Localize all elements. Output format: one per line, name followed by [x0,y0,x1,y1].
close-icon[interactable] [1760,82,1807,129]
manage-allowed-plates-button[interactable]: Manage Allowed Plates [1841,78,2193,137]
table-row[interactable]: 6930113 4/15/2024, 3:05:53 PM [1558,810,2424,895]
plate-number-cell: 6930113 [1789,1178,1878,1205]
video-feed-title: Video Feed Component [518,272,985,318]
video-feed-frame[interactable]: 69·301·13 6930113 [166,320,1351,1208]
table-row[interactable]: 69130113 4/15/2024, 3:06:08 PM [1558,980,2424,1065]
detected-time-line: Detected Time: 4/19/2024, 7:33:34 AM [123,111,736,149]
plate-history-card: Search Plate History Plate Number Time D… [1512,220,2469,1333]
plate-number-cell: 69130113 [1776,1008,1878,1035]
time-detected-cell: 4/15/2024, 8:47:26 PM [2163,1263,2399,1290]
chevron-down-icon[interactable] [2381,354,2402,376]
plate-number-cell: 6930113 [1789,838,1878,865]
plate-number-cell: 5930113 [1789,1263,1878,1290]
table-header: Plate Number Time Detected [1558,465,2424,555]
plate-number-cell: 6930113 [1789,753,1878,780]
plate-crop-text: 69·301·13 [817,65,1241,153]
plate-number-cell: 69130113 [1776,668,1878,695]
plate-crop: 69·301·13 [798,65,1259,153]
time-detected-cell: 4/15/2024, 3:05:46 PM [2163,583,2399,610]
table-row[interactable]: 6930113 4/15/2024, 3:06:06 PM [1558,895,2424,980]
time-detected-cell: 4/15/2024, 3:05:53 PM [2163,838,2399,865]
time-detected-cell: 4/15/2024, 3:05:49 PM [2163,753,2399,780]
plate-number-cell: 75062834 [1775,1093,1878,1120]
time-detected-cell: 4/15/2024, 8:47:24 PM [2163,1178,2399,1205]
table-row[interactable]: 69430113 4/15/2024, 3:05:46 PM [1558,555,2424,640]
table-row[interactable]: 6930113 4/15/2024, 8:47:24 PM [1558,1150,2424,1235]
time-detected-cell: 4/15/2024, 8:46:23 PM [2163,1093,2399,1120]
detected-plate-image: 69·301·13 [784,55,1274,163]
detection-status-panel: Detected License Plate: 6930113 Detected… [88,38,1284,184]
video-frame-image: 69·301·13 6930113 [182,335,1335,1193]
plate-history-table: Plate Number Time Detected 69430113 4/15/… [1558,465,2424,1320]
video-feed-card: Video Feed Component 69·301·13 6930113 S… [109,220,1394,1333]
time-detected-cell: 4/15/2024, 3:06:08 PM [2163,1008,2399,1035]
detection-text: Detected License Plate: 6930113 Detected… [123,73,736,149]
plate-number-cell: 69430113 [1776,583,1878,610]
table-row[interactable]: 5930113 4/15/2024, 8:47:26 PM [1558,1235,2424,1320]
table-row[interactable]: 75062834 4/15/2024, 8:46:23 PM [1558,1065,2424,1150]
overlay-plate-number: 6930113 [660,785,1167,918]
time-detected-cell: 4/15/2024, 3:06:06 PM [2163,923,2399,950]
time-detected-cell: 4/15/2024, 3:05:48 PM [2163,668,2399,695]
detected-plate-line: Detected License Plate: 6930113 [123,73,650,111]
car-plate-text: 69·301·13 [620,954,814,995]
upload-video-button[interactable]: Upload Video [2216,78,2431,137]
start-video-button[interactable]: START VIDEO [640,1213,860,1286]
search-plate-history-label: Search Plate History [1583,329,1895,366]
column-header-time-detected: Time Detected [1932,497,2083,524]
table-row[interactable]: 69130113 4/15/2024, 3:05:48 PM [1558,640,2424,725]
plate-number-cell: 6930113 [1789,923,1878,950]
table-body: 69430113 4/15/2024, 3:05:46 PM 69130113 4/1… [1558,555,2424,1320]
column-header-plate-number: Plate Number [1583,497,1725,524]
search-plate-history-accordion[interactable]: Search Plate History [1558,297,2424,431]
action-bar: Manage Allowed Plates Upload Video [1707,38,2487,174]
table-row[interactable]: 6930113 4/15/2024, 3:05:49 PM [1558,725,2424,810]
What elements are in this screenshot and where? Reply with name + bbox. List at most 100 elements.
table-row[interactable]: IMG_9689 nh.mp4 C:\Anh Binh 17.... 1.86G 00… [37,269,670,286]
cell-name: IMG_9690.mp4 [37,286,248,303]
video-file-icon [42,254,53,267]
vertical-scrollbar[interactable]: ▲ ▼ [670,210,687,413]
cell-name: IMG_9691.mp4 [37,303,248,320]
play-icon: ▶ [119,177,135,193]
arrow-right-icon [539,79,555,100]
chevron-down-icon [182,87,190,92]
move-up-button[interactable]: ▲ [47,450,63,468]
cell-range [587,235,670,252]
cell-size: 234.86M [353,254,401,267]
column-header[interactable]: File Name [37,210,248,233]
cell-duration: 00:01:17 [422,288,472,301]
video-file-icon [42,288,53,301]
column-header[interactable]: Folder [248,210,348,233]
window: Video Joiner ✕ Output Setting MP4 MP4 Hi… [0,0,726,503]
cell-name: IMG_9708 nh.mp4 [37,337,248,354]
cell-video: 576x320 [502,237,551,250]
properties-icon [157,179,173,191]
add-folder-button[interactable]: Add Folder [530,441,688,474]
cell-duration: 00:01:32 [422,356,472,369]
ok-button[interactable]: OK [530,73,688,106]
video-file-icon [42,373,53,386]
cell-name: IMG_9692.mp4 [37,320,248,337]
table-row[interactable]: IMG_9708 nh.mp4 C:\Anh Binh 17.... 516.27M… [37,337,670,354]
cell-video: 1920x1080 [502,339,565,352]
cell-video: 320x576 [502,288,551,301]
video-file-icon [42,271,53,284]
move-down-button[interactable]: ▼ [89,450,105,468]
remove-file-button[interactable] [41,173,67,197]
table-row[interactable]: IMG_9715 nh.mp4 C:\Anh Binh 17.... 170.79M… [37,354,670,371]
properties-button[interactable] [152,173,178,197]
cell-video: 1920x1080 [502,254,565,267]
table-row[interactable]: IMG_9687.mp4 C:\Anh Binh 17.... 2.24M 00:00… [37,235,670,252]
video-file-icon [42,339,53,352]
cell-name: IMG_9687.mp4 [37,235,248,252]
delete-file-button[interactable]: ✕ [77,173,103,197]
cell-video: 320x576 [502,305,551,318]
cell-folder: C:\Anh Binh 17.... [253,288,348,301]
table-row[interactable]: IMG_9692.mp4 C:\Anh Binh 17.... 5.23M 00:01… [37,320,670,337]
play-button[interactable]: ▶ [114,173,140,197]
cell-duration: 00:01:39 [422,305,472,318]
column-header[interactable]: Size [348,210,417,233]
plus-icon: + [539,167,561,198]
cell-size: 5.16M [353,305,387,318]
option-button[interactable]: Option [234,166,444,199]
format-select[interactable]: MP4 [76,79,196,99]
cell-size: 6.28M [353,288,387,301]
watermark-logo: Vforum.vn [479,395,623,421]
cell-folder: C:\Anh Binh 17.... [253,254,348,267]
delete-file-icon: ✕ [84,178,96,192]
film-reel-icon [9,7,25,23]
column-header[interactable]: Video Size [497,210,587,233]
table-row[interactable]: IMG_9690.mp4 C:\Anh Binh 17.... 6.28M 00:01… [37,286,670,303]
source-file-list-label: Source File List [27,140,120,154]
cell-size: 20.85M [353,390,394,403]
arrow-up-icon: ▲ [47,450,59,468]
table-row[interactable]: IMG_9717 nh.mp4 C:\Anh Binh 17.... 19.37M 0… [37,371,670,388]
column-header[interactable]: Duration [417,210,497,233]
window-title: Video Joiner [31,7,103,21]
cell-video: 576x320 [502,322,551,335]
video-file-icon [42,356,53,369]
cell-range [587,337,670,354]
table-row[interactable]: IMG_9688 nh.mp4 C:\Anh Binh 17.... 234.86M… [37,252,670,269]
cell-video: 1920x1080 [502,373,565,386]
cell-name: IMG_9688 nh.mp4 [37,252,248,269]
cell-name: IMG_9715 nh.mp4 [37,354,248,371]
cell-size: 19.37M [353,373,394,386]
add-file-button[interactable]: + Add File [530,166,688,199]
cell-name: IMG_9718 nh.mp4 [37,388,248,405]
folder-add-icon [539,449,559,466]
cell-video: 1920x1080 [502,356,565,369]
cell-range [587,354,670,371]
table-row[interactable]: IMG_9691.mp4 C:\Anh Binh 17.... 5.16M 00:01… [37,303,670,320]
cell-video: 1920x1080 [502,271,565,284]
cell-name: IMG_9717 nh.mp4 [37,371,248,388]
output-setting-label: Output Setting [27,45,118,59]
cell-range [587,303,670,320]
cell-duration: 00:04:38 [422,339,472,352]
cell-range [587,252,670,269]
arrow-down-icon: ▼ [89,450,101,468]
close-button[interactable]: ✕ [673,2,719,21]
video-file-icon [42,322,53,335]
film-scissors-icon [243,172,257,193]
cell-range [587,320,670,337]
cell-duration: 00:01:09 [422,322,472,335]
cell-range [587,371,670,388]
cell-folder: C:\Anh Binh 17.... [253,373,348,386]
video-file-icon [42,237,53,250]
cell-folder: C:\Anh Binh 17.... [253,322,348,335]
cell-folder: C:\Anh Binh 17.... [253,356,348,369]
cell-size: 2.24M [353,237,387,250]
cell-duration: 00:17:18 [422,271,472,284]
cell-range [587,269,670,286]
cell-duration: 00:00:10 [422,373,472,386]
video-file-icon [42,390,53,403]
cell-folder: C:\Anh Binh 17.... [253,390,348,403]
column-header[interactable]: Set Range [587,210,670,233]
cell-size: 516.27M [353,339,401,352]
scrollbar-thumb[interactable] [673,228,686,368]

DESCRIPTION OF THE TASK: Rename "close-icon" to "dismiss-icon" in the material from its first line through the line containing "table-row[interactable]: 6930113 4/15/2024, 3:05:53", inclusive, and give those lines again with everything else left unchanged.

SOLVED PROBLEM:
Localize all elements. Output format: one per line, name followed by [x0,y0,x1,y1].
dismiss-icon[interactable] [1760,82,1807,129]
manage-allowed-plates-button[interactable]: Manage Allowed Plates [1841,78,2193,137]
table-row[interactable]: 6930113 4/15/2024, 3:05:53 PM [1558,810,2424,895]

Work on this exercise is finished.